--- Directive ---
In the listing below, find every line with the string "text" and pull it out.

--- Provided data ---
::::::::::

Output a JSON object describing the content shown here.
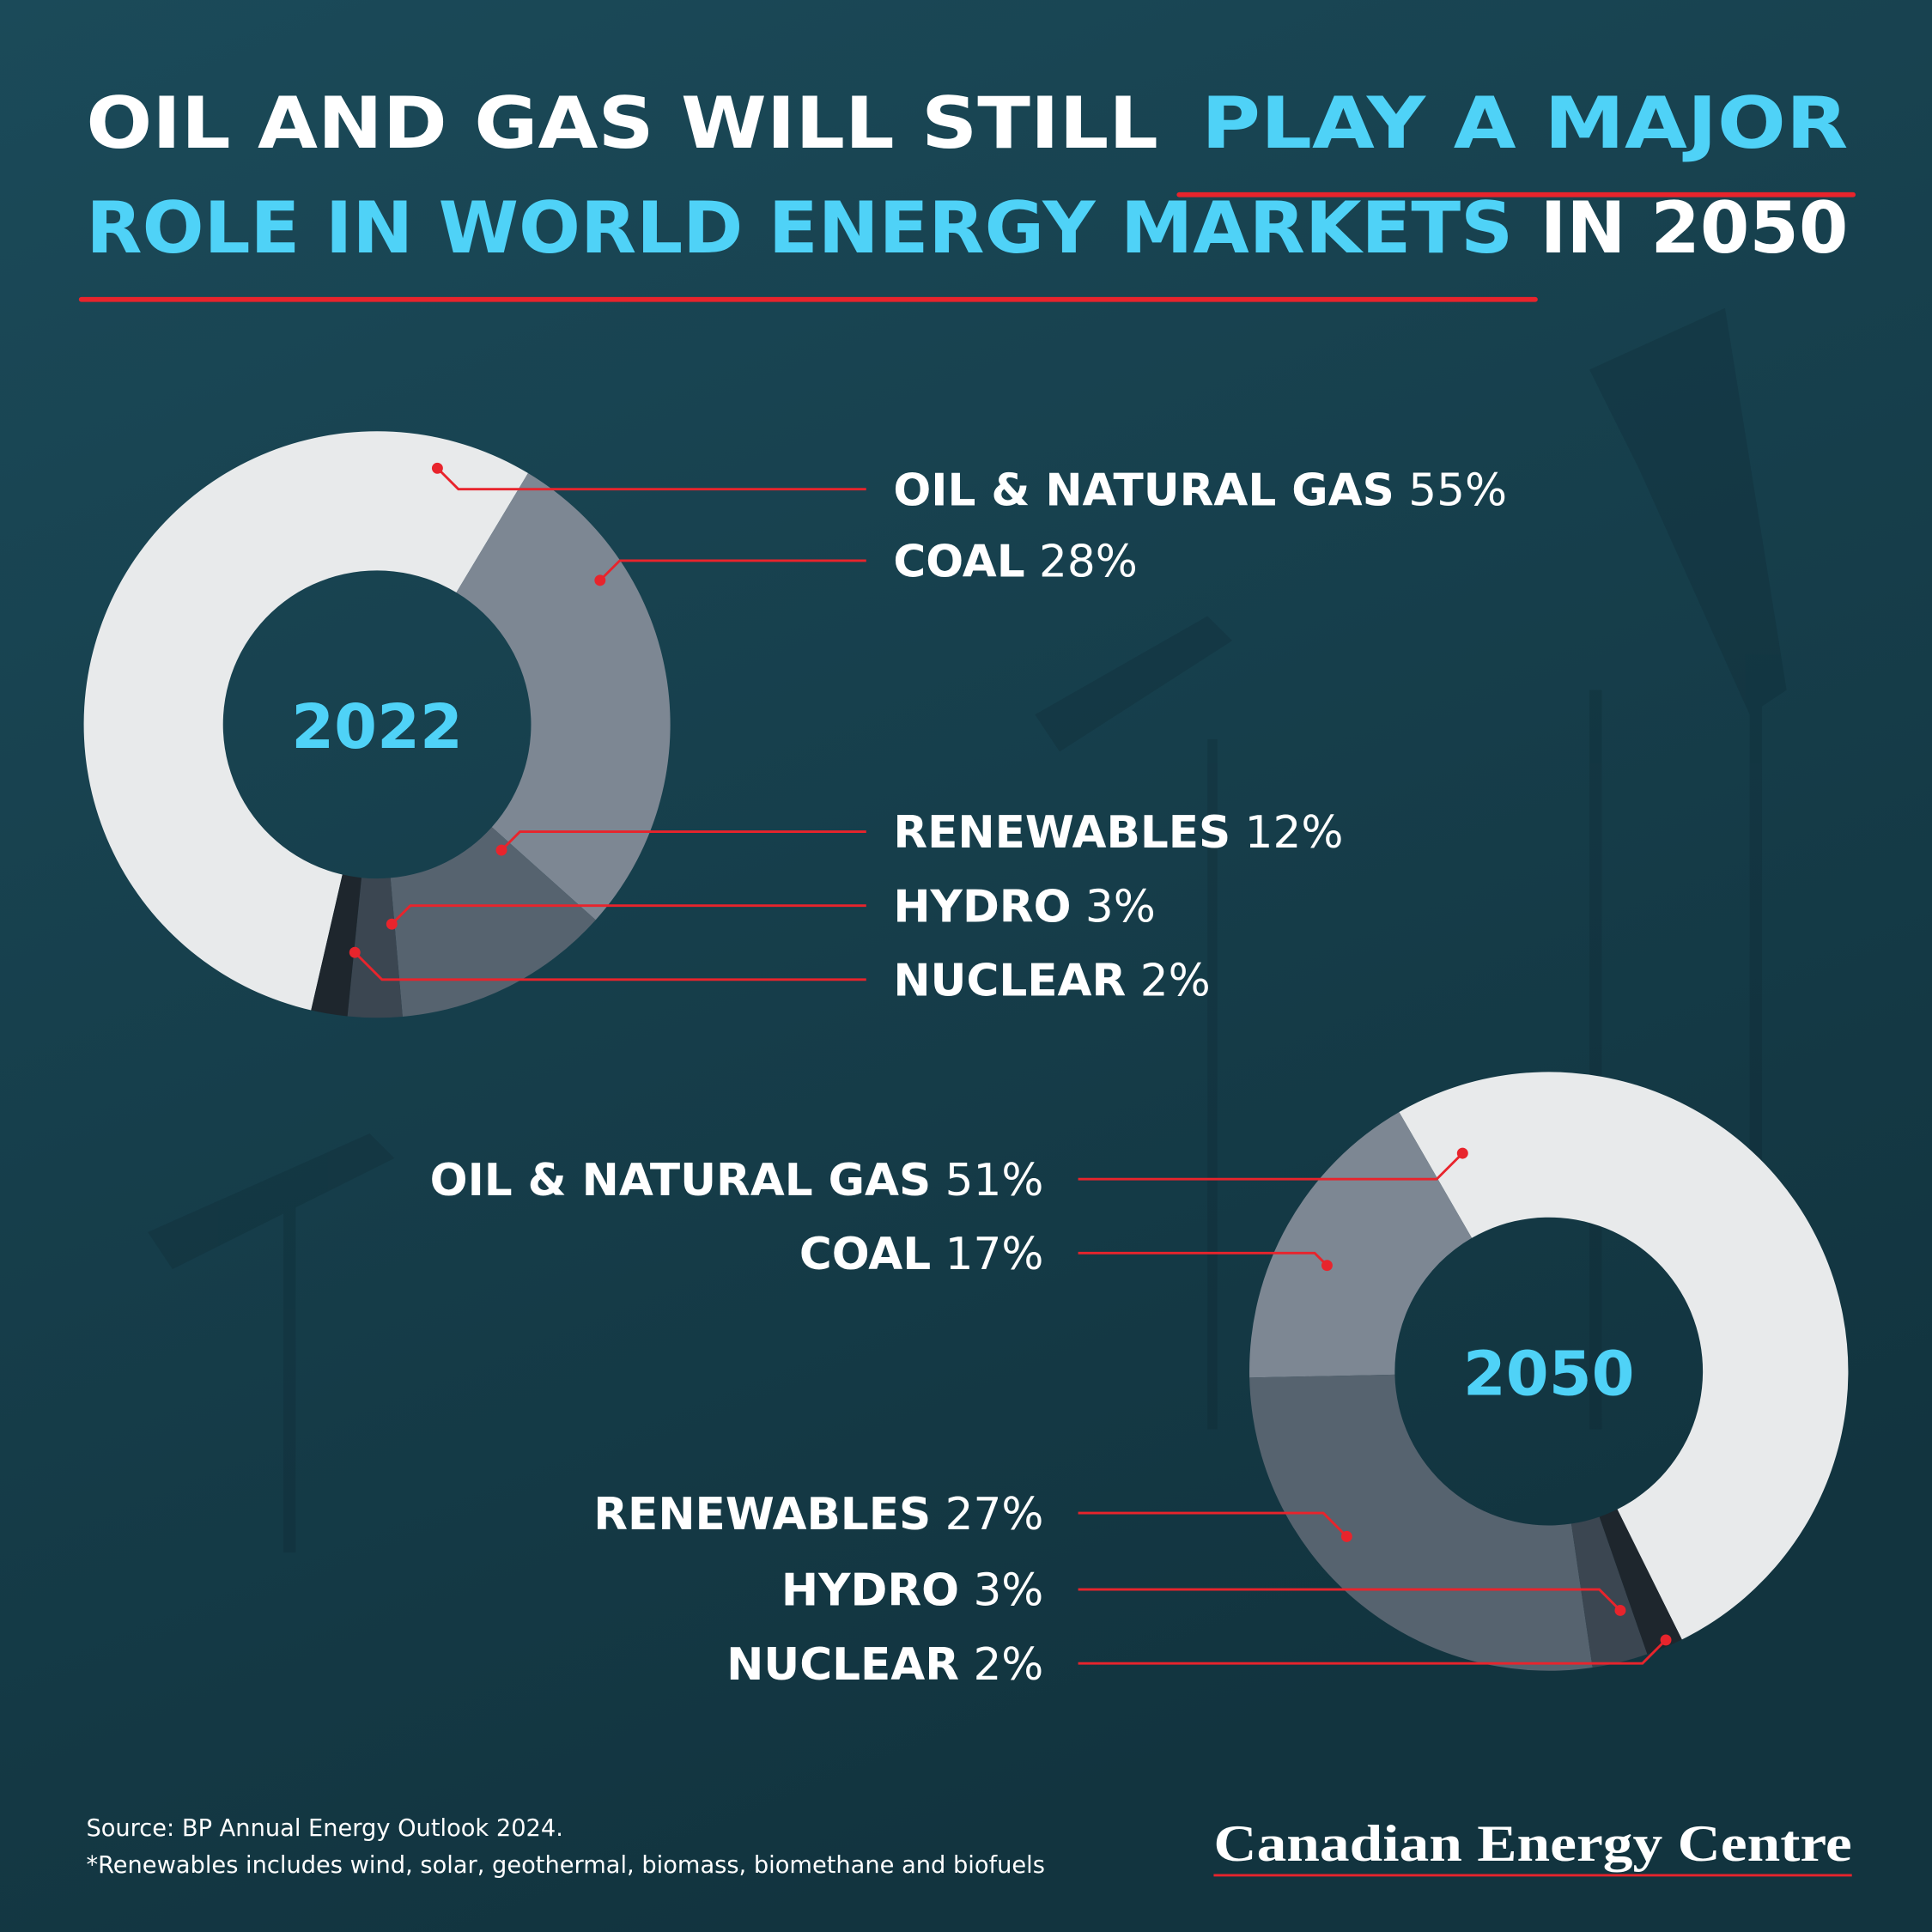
{
  "header": {
    "title": [
      {
        "text": "OIL AND GAS WILL STILL",
        "color": "#ffffff"
      },
      {
        "text": "PLAY A MAJOR",
        "color": "#4fd2f7"
      },
      {
        "text": "ROLE IN WORLD ENERGY MARKETS",
        "color": "#4fd2f7"
      },
      {
        "text": "IN 2050",
        "color": "#ffffff"
      }
    ]
  },
  "chart_data": [
    {
      "type": "pie",
      "title": "2022",
      "categories": [
        "OIL & NATURAL GAS",
        "COAL",
        "RENEWABLES",
        "HYDRO",
        "NUCLEAR"
      ],
      "values": [
        55,
        28,
        12,
        3,
        2
      ],
      "value_labels": [
        "55%",
        "28%",
        "12%",
        "3%",
        "2%"
      ],
      "colors": [
        "#e8eaeb",
        "#7d8793",
        "#56636f",
        "#3b4651",
        "#1e262d"
      ]
    },
    {
      "type": "pie",
      "title": "2050",
      "categories": [
        "OIL & NATURAL GAS",
        "COAL",
        "RENEWABLES",
        "HYDRO",
        "NUCLEAR"
      ],
      "values": [
        51,
        17,
        27,
        3,
        2
      ],
      "value_labels": [
        "51%",
        "17%",
        "27%",
        "3%",
        "2%"
      ],
      "colors": [
        "#e8eaeb",
        "#7d8793",
        "#56636f",
        "#3b4651",
        "#1e262d"
      ]
    }
  ],
  "footer": {
    "source": "Source: BP Annual Energy Outlook 2024.",
    "note": "*Renewables includes wind, solar, geothermal, biomass, biomethane and biofuels",
    "logo": "Canadian Energy Centre"
  }
}
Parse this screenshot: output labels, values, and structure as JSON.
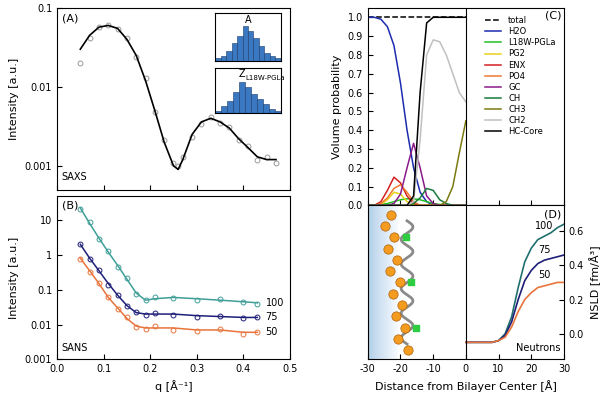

::::::::::

--- Output ---
        "text": "OIL AND GAS WILL STILL",
        "text": "PLAY A MAJOR",
        "text": "ROLE IN WORLD ENERGY MARKETS",
        "text": "IN 2050",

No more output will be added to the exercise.